Your goal – Below are the records; locate each line with the word "What" and copy it.

Provided entries –

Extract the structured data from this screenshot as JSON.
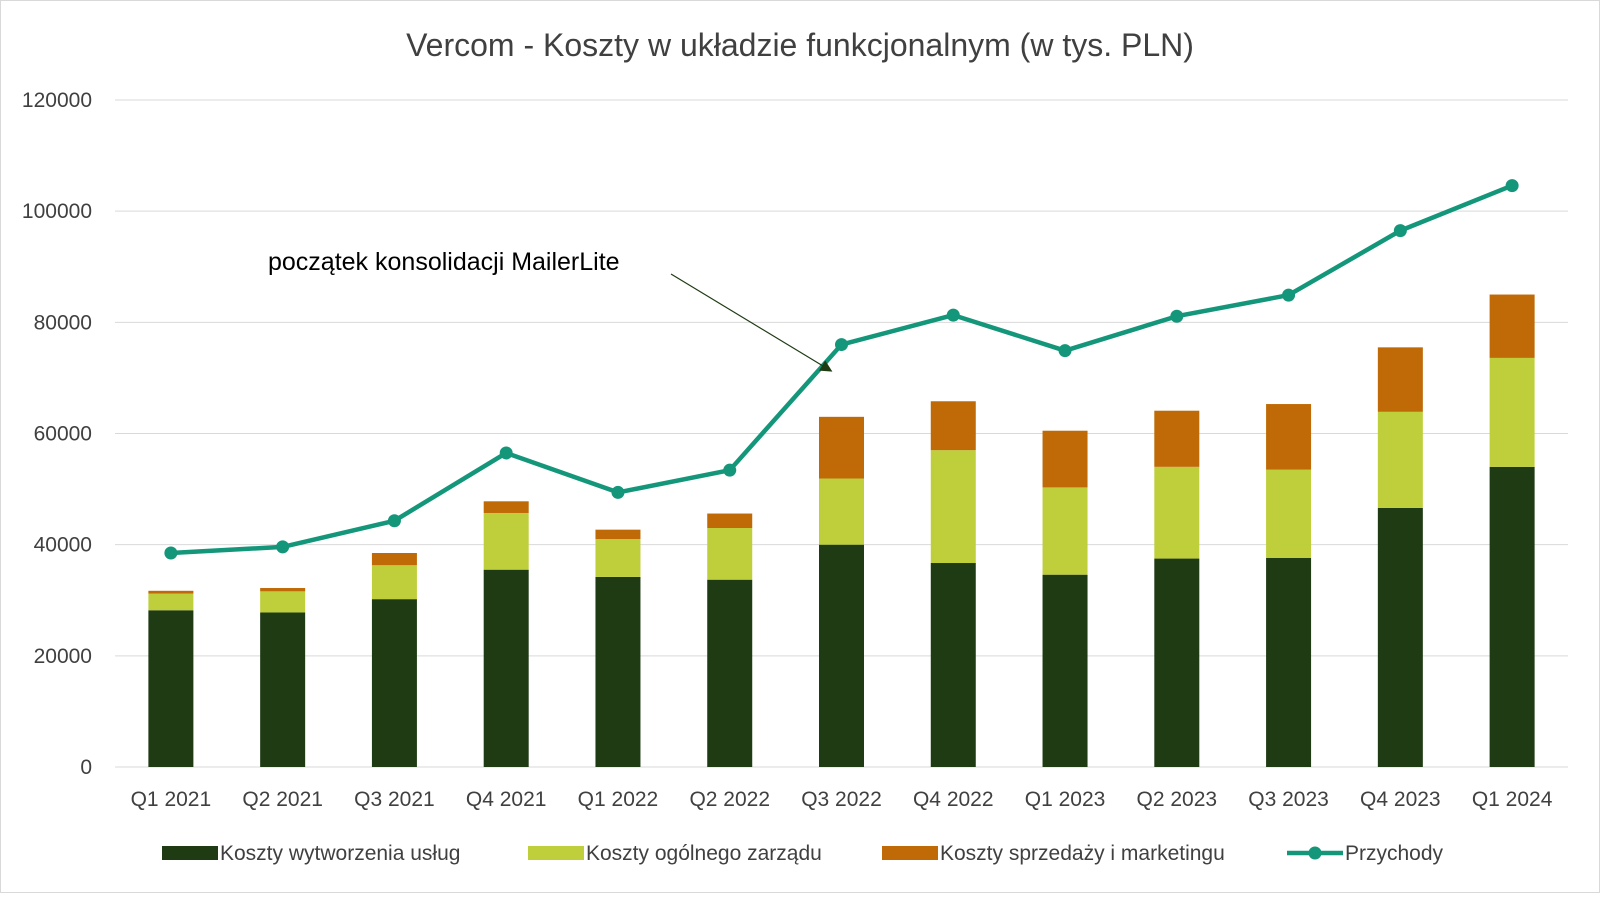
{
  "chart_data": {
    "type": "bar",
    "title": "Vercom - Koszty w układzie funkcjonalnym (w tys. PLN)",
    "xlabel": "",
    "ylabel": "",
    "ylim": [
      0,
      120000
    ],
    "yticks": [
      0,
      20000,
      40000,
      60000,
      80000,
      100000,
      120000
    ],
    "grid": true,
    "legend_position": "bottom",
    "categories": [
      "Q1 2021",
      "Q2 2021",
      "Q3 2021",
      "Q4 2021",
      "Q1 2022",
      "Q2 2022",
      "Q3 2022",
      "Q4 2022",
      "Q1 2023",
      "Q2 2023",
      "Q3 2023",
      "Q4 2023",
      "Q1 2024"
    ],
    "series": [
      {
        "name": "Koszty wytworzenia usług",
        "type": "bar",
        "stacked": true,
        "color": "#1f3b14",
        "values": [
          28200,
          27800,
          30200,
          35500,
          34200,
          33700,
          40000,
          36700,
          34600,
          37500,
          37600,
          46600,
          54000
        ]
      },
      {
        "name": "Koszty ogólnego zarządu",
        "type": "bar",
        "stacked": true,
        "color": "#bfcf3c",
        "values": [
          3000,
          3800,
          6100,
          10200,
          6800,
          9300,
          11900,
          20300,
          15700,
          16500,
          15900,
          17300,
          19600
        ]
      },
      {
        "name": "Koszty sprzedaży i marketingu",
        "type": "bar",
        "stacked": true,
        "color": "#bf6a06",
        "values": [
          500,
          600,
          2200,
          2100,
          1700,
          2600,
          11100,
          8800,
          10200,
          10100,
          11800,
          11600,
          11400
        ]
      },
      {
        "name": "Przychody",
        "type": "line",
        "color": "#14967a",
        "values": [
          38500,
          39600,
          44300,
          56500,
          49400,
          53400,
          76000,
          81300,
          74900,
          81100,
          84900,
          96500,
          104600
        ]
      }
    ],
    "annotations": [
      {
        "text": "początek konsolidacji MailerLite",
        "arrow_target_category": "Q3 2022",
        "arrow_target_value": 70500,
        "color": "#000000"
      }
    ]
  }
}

--

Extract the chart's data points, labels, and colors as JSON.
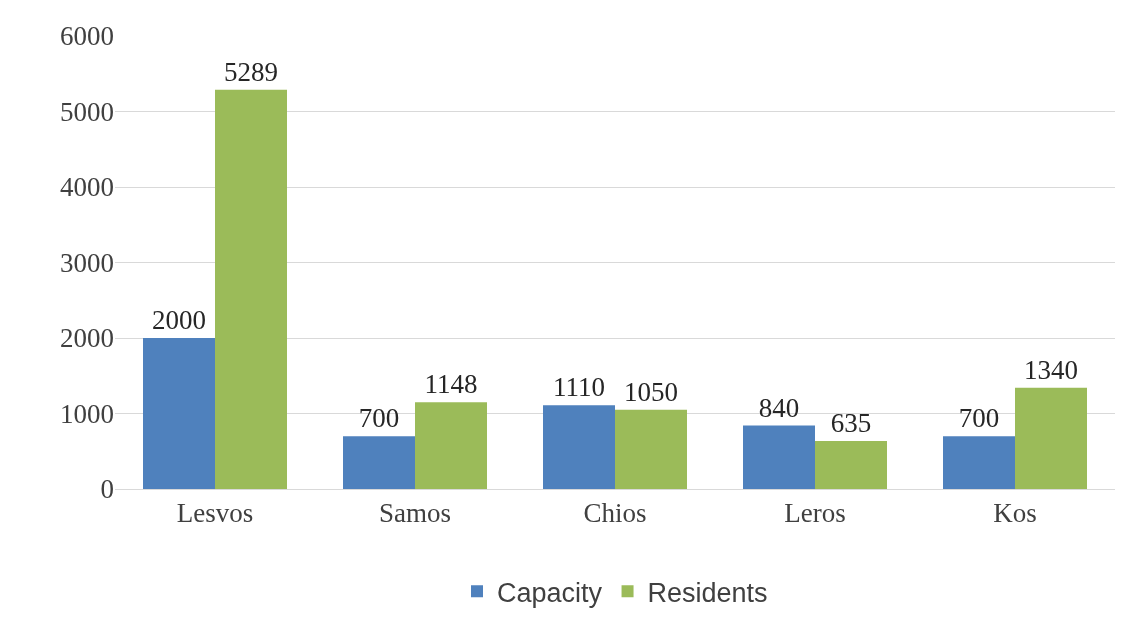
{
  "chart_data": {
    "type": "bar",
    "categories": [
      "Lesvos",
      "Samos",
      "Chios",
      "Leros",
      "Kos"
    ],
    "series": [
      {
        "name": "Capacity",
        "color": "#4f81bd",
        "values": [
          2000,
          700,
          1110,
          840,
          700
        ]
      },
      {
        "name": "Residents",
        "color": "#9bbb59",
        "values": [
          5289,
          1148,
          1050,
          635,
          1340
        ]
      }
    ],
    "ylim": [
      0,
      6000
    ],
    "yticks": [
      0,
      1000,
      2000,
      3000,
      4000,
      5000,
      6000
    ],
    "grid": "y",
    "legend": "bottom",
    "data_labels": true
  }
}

--

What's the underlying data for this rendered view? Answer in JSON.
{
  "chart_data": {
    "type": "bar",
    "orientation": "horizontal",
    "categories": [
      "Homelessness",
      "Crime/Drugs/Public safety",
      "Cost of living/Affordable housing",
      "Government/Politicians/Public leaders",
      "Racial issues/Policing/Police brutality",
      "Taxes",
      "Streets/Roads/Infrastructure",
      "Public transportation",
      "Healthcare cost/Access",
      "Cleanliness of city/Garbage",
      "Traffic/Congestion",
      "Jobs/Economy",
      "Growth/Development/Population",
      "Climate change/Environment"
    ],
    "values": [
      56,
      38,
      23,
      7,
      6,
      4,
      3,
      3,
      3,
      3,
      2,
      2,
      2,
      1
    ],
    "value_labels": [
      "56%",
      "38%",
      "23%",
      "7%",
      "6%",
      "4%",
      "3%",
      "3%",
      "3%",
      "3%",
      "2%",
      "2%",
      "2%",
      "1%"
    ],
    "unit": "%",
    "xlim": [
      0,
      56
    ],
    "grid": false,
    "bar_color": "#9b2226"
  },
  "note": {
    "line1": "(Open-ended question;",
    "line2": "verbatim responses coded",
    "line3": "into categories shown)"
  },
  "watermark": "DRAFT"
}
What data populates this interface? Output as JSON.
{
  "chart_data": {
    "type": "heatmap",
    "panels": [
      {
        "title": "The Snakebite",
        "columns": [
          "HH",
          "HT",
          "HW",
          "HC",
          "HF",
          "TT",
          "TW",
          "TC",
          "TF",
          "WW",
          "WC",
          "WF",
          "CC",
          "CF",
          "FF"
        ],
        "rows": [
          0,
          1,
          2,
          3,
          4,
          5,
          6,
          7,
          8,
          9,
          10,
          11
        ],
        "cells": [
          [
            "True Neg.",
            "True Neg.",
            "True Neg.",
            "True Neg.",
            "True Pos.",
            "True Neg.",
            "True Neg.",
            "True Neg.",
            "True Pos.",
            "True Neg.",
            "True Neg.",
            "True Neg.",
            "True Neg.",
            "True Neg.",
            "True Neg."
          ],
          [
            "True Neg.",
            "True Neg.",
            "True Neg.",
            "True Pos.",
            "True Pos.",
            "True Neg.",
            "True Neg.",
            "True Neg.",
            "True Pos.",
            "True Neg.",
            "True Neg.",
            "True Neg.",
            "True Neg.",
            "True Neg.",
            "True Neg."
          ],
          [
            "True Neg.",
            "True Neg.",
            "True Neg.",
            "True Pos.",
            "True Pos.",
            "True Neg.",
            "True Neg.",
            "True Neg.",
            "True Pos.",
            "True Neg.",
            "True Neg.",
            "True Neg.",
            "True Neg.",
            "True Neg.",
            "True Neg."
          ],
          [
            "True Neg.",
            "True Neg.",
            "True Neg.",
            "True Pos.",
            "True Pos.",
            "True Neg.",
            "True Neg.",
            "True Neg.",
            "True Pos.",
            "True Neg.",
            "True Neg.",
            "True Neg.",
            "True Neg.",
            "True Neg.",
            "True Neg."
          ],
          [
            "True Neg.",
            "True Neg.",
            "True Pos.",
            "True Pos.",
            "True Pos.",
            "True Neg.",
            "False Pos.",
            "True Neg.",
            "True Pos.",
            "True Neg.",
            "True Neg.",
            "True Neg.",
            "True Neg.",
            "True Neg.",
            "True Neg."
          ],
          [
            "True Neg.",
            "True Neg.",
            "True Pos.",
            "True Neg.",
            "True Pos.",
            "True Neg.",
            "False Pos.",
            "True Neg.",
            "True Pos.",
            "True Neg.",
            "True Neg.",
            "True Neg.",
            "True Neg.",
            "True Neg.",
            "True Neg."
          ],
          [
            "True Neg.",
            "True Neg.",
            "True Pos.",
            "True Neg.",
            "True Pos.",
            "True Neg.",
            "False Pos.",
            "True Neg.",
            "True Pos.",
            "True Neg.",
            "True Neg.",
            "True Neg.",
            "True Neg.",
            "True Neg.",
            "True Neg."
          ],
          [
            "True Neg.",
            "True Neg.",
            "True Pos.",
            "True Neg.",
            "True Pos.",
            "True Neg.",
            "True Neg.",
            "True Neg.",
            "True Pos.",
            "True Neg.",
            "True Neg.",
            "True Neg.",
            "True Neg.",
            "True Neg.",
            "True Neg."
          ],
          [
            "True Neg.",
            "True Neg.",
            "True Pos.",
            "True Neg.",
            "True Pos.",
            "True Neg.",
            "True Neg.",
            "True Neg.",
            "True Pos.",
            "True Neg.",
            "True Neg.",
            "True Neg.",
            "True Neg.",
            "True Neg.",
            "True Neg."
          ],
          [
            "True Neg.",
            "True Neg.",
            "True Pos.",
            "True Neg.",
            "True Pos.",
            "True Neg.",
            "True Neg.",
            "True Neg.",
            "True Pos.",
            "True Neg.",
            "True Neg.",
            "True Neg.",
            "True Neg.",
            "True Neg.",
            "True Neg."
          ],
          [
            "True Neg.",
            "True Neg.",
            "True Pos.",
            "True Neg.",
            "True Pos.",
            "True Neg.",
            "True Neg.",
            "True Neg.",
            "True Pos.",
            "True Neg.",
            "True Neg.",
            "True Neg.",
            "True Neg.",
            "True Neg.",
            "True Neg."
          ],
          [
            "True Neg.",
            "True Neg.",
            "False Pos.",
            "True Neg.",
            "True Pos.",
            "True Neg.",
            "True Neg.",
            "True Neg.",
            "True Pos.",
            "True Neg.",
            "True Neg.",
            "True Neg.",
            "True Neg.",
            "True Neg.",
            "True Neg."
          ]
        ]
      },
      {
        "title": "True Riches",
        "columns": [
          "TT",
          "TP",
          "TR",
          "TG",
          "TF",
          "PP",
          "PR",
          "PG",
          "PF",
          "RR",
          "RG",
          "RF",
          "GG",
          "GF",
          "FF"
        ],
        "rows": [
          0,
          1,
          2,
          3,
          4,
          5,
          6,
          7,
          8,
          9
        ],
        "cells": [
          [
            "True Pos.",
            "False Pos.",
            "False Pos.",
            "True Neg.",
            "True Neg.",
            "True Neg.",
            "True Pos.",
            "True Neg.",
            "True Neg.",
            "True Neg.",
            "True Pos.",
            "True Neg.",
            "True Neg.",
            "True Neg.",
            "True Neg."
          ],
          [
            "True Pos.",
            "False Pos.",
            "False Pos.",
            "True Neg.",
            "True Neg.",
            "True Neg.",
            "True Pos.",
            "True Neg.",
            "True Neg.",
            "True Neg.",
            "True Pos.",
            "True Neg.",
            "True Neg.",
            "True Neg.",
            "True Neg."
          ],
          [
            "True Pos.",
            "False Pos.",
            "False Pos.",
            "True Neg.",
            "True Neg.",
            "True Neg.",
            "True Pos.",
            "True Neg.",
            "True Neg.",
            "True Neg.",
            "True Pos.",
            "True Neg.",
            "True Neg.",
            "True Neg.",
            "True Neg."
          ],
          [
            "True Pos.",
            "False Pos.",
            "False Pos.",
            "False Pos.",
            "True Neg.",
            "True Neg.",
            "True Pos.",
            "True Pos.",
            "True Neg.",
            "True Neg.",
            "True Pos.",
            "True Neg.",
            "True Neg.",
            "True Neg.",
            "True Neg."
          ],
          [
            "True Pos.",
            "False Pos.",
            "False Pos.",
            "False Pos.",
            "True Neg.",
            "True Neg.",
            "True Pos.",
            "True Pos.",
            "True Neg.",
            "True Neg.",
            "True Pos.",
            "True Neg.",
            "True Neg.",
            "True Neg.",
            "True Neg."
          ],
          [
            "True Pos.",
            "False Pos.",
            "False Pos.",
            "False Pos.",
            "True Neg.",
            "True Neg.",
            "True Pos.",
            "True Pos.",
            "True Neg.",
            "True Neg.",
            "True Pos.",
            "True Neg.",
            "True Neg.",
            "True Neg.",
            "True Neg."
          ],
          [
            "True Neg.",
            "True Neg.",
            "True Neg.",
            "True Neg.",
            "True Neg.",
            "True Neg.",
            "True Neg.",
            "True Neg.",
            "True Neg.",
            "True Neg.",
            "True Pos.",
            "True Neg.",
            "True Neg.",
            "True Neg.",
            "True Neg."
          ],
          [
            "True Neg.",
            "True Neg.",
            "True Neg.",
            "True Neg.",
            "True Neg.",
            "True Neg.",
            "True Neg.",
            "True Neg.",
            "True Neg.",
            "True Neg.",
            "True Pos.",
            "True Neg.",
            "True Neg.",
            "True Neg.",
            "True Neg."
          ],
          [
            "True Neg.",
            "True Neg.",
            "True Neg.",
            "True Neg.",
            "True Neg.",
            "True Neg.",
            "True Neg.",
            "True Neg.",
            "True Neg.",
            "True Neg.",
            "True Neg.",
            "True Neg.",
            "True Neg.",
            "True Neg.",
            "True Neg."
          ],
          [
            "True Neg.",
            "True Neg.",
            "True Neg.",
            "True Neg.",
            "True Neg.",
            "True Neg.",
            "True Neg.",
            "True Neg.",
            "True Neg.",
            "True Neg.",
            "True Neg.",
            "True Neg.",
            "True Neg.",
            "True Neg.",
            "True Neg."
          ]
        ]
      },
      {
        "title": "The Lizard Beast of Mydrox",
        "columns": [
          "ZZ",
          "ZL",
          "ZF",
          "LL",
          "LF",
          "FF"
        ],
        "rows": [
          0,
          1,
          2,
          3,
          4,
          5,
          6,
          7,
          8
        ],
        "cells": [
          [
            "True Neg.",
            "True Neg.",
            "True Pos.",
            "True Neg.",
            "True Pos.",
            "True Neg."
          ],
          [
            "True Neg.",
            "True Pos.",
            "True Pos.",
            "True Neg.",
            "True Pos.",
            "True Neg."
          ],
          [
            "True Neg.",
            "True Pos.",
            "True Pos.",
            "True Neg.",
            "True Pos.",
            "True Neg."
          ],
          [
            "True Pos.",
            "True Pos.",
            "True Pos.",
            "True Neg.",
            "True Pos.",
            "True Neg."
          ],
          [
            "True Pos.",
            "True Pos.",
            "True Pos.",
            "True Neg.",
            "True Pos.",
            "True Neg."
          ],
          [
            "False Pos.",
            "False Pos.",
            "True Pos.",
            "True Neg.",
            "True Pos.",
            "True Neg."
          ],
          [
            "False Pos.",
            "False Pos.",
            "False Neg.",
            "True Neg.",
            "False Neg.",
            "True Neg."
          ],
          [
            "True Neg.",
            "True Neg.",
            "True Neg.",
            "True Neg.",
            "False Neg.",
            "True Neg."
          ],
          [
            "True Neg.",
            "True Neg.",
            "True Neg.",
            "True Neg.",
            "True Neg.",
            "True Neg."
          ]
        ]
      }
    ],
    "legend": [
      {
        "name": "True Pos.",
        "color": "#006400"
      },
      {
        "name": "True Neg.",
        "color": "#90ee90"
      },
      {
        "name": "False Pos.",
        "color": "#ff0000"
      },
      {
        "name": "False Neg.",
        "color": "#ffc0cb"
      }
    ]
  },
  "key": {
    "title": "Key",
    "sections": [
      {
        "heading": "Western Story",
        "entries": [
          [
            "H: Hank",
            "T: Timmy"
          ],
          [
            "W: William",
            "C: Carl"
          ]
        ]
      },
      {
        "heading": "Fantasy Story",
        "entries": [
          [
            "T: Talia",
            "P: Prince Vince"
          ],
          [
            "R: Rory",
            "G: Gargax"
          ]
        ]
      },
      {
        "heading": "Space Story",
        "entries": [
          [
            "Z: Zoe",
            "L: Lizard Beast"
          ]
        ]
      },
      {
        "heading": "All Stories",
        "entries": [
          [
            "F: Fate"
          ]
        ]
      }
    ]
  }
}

Solved problem –
What's the underlying data for this rendered view? Answer in JSON.
What data populates this interface? Output as JSON.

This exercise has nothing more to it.